[Start Data listing]
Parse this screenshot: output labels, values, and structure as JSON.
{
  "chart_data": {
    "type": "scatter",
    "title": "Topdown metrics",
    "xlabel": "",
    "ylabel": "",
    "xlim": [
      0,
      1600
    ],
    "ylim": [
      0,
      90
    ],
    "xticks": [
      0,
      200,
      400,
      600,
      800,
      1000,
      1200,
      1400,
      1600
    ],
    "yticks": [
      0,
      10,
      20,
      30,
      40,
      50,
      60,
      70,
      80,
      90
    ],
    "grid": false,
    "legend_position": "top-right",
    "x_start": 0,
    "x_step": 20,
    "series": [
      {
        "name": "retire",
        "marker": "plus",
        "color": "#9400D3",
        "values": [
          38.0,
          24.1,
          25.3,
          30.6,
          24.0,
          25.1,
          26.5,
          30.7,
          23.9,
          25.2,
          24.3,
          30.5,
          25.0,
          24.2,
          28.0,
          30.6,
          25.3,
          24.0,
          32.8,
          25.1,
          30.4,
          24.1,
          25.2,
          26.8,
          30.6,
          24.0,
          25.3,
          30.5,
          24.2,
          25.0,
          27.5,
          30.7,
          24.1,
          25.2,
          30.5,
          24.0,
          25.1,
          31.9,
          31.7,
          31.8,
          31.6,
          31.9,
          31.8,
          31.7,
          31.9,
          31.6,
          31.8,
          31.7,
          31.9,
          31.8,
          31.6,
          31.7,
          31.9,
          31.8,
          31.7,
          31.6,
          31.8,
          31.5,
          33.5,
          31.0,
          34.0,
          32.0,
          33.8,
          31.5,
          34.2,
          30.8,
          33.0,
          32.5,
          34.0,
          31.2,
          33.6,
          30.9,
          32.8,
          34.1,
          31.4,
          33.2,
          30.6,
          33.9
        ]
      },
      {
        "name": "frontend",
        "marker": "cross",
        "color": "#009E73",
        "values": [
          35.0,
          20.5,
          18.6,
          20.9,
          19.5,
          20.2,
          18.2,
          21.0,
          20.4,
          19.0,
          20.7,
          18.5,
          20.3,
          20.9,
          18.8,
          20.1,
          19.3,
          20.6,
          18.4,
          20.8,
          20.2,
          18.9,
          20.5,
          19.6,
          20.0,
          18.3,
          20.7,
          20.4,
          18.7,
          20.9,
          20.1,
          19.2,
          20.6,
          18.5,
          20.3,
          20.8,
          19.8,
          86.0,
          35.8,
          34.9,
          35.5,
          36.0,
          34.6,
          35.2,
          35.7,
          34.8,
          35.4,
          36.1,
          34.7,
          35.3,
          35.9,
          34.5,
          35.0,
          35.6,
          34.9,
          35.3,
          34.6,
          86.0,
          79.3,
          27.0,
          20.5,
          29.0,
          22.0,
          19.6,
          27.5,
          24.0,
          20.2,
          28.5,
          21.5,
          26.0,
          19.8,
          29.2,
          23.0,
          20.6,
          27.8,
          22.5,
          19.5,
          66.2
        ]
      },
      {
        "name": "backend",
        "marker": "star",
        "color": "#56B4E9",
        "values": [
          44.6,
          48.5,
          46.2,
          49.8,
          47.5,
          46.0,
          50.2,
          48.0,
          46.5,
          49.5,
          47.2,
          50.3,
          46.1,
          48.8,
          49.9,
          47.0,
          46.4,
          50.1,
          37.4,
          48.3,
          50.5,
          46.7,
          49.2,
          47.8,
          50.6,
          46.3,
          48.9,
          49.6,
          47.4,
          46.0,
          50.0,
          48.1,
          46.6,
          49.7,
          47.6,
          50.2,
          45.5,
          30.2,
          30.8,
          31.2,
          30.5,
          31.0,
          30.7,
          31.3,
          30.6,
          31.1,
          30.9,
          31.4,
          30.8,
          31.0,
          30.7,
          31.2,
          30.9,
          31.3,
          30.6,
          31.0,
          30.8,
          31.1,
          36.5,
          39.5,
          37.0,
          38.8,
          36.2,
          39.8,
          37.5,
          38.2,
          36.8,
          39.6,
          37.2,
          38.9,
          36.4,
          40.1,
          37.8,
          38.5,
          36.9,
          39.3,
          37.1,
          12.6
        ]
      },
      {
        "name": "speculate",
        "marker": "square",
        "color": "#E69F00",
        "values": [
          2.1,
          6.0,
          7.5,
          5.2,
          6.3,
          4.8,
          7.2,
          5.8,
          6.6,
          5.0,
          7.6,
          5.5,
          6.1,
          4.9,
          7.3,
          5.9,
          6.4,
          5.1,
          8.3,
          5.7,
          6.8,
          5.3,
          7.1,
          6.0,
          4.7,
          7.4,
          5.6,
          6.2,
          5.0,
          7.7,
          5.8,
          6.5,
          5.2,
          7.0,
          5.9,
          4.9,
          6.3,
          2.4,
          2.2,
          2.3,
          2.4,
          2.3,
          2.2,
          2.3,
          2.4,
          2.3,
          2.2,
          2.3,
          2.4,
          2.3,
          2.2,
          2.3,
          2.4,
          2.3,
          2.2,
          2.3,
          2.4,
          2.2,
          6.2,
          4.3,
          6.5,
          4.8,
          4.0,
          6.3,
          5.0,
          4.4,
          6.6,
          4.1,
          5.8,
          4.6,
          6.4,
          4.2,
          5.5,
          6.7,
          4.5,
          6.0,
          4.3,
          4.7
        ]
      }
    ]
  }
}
[End Data listing]
**Problem description**
Count each line where the string "name" occurs, and write only the number.

**Worked answer**
4